Filter this material down to the lines that hold "data", copying each one.

Stored entries

------------------------------------------------------------

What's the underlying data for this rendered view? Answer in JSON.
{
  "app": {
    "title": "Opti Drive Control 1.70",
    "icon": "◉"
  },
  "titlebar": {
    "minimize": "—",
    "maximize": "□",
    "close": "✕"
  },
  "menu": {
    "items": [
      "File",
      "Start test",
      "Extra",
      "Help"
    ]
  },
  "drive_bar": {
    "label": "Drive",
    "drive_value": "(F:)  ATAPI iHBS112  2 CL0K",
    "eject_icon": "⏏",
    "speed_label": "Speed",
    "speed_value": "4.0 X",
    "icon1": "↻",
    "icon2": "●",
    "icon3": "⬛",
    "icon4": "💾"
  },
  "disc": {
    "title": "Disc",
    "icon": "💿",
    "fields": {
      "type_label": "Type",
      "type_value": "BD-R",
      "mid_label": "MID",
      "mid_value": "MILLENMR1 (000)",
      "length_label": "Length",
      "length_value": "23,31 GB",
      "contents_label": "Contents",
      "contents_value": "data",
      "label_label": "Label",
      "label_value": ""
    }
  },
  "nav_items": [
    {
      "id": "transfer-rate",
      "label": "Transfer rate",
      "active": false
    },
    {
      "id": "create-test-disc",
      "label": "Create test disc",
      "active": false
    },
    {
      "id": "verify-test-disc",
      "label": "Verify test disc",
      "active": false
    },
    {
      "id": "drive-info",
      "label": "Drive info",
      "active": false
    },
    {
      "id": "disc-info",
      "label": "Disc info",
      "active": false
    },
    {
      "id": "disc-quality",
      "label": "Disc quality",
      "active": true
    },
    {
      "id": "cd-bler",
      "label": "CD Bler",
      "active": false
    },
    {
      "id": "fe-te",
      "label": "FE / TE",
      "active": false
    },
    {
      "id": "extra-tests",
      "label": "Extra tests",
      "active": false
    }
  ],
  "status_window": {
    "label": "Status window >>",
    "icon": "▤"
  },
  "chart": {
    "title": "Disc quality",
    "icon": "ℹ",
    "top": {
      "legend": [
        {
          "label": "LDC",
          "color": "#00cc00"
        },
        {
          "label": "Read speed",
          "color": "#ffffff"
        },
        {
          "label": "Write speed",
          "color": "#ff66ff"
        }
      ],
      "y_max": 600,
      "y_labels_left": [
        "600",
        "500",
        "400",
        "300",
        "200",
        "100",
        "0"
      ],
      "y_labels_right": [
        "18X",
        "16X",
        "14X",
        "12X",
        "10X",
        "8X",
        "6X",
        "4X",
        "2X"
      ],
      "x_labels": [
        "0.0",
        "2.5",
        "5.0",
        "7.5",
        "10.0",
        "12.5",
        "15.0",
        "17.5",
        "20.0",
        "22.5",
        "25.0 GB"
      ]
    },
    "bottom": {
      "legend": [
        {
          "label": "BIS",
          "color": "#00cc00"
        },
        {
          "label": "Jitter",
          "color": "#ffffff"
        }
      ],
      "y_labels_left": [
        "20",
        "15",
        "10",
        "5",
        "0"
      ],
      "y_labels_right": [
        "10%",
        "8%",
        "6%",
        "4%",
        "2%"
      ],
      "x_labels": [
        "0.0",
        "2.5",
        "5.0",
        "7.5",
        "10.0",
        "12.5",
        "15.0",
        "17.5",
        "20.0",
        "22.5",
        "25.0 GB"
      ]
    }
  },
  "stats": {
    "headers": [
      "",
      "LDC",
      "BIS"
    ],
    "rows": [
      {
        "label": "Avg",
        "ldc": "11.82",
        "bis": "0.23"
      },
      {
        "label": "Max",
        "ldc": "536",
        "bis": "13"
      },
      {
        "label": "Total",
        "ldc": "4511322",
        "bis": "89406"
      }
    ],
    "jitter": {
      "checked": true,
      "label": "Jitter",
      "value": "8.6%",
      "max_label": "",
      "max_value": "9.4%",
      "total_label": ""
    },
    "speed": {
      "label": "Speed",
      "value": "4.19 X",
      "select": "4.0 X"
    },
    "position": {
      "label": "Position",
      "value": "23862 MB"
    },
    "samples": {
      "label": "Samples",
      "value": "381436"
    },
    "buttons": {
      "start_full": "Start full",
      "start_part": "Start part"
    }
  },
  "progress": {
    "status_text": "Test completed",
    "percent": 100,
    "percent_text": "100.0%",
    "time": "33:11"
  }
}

------------------------------------------------------------

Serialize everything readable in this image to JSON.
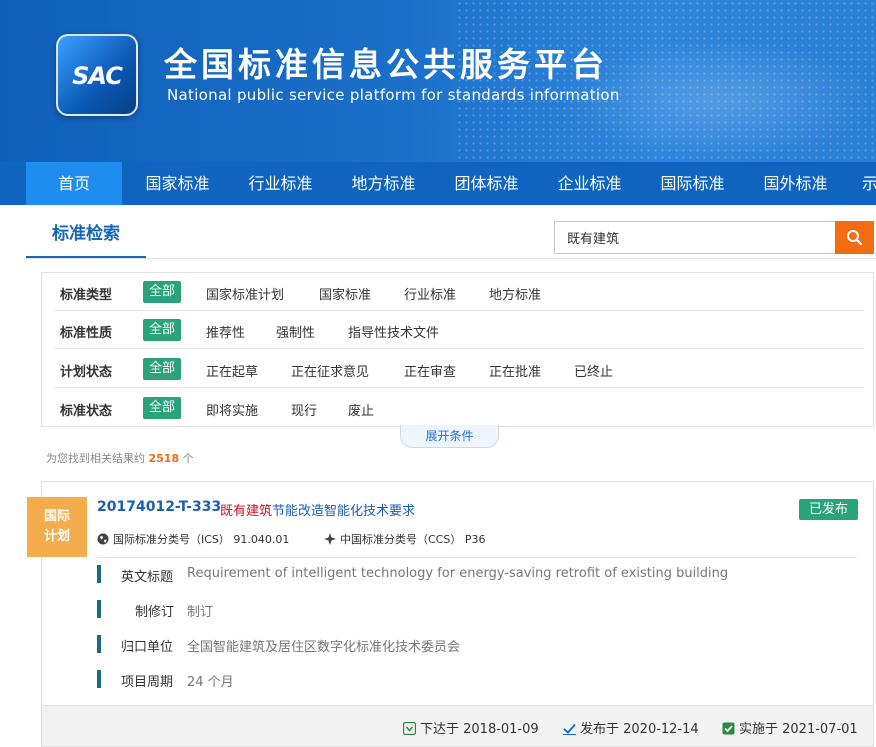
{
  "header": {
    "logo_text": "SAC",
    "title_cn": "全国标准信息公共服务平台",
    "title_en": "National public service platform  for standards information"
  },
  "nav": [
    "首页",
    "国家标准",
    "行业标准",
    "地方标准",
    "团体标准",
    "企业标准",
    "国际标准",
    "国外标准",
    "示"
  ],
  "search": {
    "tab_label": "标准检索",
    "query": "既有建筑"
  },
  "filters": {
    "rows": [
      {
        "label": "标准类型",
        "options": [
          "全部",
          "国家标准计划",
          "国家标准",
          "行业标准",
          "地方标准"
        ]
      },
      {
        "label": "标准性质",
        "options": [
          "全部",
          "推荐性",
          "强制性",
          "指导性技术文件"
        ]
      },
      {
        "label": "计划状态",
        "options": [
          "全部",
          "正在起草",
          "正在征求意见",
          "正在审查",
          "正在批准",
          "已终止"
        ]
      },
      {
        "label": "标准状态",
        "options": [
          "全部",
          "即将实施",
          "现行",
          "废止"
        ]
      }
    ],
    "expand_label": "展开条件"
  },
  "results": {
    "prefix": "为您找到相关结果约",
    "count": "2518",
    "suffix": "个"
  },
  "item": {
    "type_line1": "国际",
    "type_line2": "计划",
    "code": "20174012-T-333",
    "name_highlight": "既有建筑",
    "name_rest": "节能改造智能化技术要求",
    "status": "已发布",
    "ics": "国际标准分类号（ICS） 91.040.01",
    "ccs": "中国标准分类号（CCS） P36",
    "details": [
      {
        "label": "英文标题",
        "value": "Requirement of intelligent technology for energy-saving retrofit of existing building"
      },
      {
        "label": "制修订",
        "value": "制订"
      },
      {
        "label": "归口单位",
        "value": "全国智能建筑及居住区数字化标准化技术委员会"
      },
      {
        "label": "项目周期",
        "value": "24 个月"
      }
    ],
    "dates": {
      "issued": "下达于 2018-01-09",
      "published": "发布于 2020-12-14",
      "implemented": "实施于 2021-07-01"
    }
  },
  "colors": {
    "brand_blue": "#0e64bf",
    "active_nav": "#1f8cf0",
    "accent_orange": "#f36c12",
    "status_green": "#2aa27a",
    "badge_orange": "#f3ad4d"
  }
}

------------------------------------------------------------

• [Exercise answer]:
What's the underlying data for this rendered view? Answer in JSON.
      "contents_value": "data",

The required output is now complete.